- [Set problem] From the listing, collect all lines containing the word "there".

-- Start of Material for this task --

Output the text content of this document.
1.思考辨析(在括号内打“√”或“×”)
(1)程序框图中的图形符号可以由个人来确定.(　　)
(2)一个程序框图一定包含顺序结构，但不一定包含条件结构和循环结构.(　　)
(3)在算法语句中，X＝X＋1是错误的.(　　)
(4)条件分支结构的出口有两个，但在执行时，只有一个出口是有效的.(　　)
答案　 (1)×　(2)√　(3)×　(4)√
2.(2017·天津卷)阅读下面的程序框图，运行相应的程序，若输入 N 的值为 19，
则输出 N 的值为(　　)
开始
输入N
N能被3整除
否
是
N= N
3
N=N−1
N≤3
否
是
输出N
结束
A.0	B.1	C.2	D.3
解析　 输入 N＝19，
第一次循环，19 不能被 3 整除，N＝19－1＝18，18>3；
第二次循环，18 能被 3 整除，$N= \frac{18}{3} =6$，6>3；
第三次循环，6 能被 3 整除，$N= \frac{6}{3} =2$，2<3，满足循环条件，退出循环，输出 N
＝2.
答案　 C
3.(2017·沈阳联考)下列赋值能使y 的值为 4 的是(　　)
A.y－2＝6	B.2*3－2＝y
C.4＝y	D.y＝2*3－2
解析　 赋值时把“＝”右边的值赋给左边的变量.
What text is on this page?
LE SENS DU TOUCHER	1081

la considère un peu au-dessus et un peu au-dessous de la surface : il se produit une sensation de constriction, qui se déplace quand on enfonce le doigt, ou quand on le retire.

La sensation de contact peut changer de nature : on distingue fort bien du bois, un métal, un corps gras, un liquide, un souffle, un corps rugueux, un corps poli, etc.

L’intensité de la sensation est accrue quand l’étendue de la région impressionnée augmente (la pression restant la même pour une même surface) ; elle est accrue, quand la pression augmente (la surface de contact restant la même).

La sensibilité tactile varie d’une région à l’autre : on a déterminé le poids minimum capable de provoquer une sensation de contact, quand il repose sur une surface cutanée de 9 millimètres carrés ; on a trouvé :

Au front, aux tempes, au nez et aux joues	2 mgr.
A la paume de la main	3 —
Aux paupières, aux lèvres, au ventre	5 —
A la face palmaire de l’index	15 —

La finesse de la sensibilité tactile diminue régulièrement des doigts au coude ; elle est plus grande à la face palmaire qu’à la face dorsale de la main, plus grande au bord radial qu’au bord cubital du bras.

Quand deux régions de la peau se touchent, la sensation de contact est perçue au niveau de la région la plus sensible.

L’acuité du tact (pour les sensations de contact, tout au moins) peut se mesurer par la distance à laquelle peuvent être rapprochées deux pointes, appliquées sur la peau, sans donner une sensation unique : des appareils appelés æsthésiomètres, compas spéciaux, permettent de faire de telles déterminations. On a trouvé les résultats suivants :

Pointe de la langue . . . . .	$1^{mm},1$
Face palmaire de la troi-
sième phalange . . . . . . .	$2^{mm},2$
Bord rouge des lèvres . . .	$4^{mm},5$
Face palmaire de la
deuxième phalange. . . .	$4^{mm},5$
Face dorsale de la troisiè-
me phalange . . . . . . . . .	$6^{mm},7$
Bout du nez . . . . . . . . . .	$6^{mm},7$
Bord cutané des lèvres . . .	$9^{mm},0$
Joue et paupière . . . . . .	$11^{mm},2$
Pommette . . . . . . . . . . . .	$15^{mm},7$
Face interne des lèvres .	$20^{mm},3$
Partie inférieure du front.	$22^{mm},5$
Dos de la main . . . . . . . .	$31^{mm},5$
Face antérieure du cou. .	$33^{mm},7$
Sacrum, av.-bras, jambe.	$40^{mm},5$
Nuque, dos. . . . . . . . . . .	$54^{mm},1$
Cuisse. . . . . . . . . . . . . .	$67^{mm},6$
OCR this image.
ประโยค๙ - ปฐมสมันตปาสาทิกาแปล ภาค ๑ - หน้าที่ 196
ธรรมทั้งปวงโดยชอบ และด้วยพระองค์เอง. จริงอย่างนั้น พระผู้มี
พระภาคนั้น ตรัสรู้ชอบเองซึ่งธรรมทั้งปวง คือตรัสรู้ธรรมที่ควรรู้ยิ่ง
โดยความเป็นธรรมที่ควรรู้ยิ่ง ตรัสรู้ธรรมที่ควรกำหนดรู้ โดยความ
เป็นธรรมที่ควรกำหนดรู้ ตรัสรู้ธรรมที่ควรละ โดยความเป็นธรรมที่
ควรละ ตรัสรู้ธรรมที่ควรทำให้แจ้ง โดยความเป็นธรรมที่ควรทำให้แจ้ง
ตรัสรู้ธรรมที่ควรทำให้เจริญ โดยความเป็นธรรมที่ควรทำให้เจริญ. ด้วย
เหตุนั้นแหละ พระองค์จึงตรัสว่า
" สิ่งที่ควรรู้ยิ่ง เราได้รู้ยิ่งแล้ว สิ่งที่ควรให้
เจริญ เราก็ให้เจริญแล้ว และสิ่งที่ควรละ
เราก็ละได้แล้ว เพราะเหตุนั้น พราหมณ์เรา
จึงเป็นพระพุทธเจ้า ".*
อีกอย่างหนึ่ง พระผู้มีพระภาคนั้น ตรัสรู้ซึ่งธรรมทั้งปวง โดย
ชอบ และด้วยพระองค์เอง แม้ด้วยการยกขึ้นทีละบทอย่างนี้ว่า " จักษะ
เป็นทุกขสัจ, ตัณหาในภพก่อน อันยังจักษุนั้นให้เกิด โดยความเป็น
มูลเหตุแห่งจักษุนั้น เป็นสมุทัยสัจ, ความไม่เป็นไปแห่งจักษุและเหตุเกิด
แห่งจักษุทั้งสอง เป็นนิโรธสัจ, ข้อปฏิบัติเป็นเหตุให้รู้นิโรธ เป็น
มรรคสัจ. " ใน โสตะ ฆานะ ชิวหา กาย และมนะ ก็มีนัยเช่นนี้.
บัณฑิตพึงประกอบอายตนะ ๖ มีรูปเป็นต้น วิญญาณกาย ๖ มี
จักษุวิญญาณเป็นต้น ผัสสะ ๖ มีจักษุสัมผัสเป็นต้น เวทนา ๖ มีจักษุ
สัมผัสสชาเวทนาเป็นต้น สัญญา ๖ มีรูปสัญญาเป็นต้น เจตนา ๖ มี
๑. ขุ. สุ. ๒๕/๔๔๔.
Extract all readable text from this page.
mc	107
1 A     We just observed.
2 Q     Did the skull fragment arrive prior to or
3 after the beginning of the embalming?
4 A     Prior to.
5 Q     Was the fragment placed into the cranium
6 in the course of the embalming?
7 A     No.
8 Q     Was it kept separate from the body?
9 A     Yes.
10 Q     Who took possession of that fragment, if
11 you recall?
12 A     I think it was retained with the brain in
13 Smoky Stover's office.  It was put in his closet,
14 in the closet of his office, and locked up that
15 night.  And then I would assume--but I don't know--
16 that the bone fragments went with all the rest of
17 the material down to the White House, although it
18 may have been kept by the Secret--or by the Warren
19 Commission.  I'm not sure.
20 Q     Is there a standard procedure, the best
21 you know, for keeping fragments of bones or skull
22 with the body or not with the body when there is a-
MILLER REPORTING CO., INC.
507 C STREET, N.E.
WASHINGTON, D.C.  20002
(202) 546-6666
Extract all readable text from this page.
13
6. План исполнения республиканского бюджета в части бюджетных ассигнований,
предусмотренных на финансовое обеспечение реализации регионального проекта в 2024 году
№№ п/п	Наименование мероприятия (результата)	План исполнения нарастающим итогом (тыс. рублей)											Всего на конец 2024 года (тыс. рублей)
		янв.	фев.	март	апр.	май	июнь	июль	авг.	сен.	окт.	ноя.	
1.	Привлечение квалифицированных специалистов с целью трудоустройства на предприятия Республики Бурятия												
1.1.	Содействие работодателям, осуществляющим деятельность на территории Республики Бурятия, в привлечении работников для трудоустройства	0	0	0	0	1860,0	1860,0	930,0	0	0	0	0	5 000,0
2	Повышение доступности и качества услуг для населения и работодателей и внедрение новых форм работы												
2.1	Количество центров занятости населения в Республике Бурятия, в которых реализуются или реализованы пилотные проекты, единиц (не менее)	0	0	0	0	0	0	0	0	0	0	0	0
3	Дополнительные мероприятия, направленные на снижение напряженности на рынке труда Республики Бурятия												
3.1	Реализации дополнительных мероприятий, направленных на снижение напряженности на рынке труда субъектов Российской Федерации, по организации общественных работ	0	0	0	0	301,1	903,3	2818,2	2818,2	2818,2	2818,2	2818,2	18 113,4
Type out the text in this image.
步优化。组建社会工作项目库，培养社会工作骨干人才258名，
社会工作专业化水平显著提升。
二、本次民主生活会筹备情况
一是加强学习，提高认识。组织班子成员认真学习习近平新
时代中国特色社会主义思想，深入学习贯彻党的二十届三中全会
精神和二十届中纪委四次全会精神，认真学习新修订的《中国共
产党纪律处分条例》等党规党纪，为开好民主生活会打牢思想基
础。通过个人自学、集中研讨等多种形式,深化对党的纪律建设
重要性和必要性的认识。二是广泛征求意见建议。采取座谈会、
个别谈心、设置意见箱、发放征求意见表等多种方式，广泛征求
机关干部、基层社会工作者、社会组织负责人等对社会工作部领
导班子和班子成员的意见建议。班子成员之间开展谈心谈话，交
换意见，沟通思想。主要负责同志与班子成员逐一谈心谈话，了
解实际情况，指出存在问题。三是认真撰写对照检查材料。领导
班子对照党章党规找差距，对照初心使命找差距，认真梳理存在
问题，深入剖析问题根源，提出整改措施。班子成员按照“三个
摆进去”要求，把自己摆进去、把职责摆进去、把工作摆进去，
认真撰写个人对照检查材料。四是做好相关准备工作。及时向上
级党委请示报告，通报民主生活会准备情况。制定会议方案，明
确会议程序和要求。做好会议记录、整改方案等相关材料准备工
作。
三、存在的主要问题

-- End of Material for this task --

- [Output for this task]
20 Q     Is there a standard procedure, the best
22 with the body or not with the body when there is a-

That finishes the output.